-- Provided data --
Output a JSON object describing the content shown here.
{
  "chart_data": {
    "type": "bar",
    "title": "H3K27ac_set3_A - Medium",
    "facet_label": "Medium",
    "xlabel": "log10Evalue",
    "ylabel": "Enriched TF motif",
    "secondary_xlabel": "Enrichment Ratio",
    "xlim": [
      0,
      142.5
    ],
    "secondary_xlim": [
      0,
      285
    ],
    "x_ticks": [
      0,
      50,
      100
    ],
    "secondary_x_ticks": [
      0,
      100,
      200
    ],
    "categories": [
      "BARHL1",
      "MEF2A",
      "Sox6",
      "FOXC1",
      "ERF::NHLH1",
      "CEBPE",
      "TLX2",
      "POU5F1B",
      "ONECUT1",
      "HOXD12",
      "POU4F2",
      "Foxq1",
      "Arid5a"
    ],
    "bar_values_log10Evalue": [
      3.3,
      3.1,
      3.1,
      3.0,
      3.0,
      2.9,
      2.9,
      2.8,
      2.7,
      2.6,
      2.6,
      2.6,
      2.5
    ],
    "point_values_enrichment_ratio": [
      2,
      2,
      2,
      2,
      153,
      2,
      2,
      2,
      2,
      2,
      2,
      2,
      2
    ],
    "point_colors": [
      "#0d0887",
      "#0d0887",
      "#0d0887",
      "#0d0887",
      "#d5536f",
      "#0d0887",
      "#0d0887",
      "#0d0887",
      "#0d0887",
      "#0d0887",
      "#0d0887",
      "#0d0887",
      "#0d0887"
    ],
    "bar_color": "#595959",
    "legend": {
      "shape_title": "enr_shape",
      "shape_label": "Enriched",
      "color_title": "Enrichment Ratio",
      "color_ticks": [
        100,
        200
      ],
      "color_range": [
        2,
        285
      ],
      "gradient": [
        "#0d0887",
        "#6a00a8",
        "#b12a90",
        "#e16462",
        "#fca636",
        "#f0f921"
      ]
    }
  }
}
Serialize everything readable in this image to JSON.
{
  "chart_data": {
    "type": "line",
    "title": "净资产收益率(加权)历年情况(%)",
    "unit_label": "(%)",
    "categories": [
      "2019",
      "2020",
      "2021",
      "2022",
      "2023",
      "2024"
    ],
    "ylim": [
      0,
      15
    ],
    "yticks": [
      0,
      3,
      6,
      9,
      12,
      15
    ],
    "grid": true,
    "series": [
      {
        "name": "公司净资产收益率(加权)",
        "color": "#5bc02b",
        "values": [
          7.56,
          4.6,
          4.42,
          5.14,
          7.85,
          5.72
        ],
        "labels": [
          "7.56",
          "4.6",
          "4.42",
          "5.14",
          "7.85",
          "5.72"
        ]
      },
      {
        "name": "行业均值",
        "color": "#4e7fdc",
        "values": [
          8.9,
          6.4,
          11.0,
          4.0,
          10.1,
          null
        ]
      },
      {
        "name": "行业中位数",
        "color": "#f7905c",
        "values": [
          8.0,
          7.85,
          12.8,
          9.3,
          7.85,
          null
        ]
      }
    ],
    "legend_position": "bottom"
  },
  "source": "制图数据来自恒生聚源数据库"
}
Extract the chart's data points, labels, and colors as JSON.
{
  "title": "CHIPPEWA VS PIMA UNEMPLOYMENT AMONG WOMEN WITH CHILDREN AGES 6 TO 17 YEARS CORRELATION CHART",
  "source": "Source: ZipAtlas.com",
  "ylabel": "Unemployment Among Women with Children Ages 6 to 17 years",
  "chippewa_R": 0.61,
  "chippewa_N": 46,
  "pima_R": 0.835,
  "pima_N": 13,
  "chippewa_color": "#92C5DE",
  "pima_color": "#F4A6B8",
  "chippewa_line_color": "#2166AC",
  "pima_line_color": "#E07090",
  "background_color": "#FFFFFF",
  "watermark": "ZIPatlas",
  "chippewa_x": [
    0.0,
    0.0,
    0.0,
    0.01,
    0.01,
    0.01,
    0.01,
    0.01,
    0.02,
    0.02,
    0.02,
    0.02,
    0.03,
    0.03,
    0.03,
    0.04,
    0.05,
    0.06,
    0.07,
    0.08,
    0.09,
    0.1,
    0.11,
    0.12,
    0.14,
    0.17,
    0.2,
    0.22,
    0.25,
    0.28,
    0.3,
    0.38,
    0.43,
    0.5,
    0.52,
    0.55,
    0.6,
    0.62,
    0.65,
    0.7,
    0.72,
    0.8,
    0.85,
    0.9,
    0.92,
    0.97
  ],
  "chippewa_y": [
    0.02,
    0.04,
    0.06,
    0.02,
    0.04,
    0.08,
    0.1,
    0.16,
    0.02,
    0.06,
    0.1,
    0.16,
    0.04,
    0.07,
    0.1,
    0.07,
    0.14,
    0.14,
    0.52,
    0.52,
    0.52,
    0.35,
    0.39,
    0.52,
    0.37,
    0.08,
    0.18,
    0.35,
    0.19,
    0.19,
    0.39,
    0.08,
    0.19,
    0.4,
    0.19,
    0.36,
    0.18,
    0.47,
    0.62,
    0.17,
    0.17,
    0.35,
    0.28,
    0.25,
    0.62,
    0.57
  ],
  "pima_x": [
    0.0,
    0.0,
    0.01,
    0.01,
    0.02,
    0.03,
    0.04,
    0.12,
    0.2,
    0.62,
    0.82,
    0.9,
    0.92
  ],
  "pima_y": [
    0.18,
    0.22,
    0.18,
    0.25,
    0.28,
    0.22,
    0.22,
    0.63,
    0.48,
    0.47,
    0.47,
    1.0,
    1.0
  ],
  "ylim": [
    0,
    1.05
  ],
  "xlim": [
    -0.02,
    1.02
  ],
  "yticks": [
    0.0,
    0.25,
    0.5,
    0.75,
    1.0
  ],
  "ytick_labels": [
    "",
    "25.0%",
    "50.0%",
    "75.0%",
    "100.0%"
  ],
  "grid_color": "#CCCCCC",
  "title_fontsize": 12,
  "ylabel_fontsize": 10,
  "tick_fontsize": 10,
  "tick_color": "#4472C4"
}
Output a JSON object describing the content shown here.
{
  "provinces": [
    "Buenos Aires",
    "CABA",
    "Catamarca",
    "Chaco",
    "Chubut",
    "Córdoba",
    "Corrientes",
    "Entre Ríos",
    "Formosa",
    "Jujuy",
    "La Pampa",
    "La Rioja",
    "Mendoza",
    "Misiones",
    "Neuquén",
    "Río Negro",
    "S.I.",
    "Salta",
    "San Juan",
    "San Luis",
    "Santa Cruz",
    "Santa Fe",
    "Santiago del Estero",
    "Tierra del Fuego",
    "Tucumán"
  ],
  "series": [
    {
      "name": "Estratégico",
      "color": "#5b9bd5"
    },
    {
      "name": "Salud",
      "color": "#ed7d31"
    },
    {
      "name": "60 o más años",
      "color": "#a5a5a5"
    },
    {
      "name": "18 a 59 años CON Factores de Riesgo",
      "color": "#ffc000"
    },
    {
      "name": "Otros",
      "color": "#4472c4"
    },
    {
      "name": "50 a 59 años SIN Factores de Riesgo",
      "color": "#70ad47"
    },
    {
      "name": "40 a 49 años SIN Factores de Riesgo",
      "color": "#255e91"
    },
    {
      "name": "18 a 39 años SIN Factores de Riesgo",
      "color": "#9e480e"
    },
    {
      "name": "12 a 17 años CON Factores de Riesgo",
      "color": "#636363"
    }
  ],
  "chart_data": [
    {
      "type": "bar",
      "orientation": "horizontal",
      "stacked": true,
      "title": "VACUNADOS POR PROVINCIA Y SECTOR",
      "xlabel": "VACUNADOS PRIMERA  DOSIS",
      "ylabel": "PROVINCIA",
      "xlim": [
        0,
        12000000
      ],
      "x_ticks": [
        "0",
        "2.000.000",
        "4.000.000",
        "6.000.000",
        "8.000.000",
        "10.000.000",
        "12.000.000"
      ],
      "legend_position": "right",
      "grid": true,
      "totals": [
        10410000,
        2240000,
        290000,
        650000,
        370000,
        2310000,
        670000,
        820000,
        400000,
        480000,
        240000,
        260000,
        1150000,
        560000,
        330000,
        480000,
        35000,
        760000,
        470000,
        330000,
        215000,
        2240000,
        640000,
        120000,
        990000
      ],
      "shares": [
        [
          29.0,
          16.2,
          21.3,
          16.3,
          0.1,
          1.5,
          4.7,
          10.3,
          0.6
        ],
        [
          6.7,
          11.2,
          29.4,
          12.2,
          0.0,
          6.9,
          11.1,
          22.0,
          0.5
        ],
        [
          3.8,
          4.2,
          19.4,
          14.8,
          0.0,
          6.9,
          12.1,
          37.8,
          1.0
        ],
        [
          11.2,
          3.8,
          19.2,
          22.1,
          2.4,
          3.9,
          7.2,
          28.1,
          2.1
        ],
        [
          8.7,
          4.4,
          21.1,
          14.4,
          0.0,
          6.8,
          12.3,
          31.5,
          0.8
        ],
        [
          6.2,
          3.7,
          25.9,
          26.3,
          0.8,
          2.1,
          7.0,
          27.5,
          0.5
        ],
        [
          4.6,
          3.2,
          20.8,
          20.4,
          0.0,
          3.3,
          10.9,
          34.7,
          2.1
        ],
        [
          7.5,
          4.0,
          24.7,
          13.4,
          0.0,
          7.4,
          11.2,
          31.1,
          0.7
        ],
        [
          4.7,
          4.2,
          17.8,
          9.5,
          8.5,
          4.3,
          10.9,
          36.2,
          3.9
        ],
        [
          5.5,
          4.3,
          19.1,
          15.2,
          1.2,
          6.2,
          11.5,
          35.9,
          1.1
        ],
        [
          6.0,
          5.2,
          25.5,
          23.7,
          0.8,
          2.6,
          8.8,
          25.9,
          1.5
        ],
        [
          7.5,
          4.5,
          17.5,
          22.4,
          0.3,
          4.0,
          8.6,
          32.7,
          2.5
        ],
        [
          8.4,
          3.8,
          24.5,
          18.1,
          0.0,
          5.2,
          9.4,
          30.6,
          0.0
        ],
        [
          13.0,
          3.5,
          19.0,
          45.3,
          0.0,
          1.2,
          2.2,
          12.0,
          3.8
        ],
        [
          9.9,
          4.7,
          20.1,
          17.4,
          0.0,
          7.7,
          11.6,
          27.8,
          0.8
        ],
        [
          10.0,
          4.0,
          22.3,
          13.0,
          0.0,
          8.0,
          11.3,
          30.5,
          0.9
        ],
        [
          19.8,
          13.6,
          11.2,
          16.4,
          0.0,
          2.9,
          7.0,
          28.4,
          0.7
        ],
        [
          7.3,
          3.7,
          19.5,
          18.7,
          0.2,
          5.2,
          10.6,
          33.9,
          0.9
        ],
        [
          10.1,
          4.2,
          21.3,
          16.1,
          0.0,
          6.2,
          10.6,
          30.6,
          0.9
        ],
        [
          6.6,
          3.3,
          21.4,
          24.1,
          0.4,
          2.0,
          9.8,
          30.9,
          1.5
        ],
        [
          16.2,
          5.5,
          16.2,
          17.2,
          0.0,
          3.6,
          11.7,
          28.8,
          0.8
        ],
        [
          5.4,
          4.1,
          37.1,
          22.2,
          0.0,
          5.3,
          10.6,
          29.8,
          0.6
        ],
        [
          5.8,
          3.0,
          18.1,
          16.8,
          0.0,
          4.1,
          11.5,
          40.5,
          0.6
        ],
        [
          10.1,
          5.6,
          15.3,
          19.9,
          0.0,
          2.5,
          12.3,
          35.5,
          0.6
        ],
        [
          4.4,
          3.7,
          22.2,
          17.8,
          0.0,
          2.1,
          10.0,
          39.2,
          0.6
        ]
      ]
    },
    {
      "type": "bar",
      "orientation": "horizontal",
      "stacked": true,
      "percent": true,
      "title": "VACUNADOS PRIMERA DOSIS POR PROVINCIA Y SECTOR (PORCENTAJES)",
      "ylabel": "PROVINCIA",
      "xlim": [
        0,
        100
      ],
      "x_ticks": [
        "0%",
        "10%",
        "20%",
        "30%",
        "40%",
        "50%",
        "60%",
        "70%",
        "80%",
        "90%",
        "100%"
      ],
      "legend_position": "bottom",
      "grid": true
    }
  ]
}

-- Work to be completed --
Give only the number of lines that include the word "bottom".

-- Output of the task --
2